From the records below, pull each line that has "this".

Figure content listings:

_ _ _

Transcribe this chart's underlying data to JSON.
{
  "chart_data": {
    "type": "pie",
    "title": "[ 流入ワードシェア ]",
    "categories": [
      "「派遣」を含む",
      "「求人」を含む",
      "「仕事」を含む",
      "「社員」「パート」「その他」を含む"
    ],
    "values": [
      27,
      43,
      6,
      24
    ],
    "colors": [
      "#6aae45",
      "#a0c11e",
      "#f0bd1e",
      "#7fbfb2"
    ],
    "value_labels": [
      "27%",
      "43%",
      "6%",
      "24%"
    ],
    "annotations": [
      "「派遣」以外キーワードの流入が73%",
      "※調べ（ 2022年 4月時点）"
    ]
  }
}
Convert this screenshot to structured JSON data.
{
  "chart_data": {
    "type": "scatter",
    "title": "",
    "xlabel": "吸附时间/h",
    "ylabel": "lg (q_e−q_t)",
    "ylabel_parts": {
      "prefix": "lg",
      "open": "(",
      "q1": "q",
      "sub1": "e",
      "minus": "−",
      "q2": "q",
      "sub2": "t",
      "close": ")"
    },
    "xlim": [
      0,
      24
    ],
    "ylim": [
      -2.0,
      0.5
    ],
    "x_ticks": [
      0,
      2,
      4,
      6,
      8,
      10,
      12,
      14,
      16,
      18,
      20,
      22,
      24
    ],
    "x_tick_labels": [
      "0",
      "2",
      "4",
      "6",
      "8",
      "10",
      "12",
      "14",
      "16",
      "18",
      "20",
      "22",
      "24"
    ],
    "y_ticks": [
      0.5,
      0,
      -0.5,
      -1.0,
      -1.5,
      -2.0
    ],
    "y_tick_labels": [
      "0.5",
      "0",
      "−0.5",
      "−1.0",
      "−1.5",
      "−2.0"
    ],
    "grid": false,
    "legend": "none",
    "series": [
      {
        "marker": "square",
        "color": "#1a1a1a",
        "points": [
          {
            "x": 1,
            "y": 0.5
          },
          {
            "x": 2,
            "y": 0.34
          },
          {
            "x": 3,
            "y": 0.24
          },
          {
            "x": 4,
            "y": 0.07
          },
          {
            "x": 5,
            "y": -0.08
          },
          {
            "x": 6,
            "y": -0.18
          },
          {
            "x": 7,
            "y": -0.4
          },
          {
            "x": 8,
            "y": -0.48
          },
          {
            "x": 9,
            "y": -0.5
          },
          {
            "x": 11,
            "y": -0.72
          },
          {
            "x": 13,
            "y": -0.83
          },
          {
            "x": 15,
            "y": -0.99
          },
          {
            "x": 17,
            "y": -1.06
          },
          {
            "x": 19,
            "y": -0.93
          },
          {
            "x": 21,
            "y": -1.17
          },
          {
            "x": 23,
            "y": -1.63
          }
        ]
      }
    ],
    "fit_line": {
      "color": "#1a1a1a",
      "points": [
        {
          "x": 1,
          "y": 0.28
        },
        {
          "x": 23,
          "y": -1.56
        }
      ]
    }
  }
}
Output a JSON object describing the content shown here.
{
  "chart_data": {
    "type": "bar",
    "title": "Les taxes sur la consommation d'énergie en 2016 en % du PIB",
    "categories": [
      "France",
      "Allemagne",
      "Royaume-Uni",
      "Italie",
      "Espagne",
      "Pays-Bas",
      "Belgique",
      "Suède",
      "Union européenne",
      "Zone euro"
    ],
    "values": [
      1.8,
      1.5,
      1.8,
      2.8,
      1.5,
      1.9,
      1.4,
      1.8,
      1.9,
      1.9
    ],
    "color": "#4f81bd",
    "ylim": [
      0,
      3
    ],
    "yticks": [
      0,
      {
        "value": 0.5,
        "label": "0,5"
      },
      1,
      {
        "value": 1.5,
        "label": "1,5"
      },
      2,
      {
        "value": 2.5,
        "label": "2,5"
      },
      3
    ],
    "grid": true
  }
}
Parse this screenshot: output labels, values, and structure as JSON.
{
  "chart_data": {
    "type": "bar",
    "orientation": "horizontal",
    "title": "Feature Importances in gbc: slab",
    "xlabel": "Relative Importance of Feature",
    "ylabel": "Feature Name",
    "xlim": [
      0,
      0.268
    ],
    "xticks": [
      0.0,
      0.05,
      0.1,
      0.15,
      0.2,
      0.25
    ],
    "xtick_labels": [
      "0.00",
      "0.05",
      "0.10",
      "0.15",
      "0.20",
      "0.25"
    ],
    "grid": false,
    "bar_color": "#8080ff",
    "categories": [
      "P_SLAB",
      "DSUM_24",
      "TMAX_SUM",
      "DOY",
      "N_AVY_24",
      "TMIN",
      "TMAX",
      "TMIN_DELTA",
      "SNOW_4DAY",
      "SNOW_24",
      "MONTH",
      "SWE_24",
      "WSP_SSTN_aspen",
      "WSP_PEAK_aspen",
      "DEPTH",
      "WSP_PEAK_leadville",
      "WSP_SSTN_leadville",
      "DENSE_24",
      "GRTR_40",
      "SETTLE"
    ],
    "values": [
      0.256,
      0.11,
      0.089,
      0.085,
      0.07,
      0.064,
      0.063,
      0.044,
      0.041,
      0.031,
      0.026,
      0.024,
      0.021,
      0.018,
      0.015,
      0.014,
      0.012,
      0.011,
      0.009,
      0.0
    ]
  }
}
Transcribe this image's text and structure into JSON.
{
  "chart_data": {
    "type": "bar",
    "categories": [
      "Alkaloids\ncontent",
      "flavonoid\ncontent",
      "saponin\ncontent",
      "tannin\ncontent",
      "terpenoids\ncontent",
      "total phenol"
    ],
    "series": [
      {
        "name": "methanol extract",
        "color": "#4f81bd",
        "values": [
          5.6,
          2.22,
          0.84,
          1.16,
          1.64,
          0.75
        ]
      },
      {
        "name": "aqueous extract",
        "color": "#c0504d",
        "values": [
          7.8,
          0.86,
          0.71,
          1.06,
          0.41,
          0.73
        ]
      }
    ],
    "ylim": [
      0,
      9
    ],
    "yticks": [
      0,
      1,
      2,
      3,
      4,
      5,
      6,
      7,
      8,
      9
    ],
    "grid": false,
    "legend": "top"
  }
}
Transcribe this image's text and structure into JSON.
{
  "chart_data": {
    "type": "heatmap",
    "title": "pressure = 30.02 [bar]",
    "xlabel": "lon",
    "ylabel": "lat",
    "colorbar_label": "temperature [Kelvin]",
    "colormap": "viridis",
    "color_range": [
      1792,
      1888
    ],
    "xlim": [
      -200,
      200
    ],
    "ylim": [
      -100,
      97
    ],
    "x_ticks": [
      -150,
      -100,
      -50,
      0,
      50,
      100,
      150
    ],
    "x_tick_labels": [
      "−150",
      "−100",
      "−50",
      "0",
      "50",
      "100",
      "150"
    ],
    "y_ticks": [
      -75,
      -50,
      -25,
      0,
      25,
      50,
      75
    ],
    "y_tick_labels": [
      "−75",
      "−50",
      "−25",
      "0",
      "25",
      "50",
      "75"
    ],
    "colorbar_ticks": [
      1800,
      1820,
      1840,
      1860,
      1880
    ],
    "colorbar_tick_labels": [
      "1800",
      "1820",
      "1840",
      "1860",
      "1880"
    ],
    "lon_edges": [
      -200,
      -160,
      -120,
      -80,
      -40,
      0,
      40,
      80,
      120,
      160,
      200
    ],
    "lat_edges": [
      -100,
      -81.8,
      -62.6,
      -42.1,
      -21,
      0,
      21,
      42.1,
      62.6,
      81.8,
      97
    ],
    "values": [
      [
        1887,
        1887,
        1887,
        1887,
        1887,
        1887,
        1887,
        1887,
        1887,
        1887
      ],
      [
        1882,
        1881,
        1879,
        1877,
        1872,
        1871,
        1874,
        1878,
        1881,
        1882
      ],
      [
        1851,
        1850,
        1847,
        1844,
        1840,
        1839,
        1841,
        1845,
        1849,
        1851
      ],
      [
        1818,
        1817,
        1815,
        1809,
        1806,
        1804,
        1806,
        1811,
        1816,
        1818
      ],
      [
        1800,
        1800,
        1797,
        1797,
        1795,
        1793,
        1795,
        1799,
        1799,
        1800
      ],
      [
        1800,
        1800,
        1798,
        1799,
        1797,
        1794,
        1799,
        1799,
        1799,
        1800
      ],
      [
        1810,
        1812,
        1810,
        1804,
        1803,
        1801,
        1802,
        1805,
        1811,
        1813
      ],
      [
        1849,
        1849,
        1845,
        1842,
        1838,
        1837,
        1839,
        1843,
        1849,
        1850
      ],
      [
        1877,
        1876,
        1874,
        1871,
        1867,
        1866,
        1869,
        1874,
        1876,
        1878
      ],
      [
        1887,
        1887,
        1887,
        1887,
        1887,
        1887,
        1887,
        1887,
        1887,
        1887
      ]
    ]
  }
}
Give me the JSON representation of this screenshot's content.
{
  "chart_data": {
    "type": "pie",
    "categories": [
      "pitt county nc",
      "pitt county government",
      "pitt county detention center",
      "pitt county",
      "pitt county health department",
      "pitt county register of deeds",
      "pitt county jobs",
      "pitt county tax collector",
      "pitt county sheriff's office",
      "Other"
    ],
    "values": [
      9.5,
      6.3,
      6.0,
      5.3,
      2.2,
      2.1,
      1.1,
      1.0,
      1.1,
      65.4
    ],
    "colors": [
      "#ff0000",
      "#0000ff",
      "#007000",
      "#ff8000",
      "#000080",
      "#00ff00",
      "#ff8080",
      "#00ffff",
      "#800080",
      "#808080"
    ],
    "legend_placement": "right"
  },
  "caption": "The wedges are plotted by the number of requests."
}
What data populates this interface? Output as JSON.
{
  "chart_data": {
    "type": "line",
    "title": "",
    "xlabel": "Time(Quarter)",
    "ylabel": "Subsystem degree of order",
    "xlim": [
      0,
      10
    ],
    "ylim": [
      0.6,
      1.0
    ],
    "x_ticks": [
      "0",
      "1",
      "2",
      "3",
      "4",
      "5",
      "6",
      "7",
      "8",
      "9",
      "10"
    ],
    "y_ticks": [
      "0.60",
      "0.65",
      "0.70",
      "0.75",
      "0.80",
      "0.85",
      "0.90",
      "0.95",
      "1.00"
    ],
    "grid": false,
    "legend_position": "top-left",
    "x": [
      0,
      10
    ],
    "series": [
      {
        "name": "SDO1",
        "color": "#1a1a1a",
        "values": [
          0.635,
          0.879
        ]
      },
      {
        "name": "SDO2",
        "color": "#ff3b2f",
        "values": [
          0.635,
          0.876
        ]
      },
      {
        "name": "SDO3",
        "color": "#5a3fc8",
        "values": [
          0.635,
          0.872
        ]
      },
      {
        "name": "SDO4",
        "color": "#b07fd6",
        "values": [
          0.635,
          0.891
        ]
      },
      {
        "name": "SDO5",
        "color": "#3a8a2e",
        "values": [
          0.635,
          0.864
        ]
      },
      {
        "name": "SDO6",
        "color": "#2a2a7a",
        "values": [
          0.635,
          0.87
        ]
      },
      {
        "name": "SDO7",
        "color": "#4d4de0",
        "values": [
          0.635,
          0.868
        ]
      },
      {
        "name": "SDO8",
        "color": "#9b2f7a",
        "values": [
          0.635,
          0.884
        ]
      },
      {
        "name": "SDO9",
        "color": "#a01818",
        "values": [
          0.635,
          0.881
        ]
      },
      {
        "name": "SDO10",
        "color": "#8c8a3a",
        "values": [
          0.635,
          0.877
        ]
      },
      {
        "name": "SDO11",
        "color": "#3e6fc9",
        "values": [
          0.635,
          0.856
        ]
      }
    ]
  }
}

_ _ _

FINAL RESULT:
Transcribe this chart's underlying data to JSON.
Convert this screenshot to structured JSON data.
Parse this screenshot: output labels, values, and structure as JSON.
Transcribe this image's text and structure into JSON.
Transcribe this image's text and structure into JSON.
Give me the JSON representation of this screenshot's content.
What data populates this interface? Output as JSON.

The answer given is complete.